PROBLEM STATEMENT — Wherever the word "Esprit" turns up in a line of the entries, copy that line.

[Records from a data collection]
========================================================================

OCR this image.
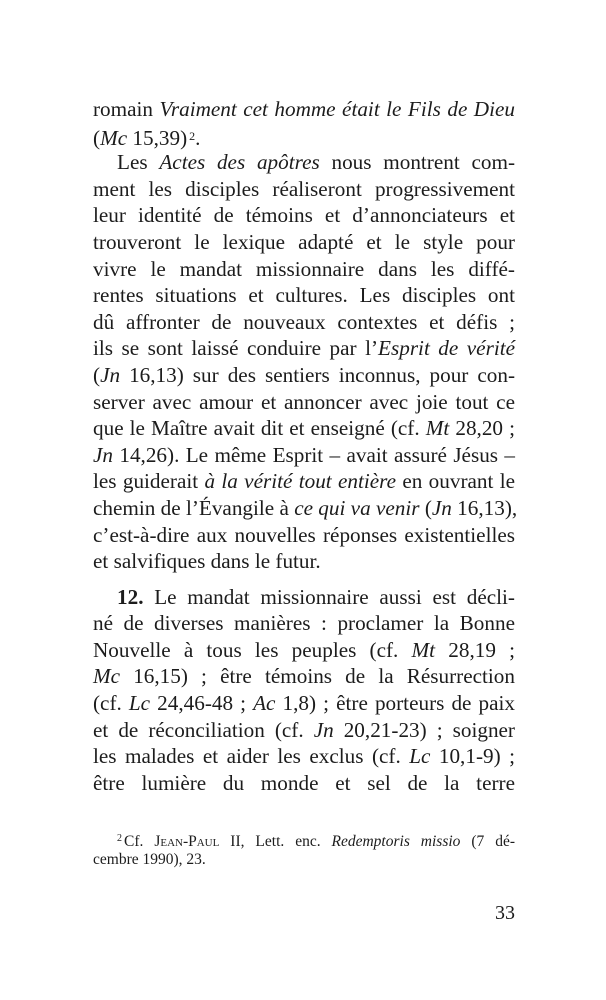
romain Vraiment cet homme était le Fils de Dieu
(Mc 15,39) $^2$.
Les Actes des apôtres nous montrent com-
ment les disciples réaliseront progressivement
leur identité de témoins et d’annonciateurs et
trouveront le lexique adapté et le style pour
vivre le mandat missionnaire dans les diffé-
rentes situations et cultures. Les disciples ont
dû affronter de nouveaux contextes et défis ;
ils se sont laissé conduire par l’Esprit de vérité
(Jn 16,13) sur des sentiers inconnus, pour con-
server avec amour et annoncer avec joie tout ce
que le Maître avait dit et enseigné (cf. Mt 28,20 ;
Jn 14,26). Le même Esprit – avait assuré Jésus –
les guiderait à la vérité tout entière en ouvrant le
chemin de l’Évangile à ce qui va venir (Jn 16,13),
c’est-à-dire aux nouvelles réponses existentielles
et salvifiques dans le futur.
12. Le mandat missionnaire aussi est décli-
né de diverses manières : proclamer la Bonne
Nouvelle à tous les peuples (cf. Mt 28,19 ;
Mc 16,15) ; être témoins de la Résurrection
(cf. Lc 24,46-48 ; Ac 1,8) ; être porteurs de paix
et de réconciliation (cf. Jn 20,21-23) ; soigner
les malades et aider les exclus (cf. Lc 10,1-9) ;
être lumière du monde et sel de la terre
$^2$ Cf. Jean-Paul II, Lett. enc. Redemptoris missio (7 dé-
cembre 1990), 23.
33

========================================================================

TASK RESPONSE —
ils se sont laissé conduire par l’Esprit de vérité
Jn 14,26). Le même Esprit – avait assuré Jésus –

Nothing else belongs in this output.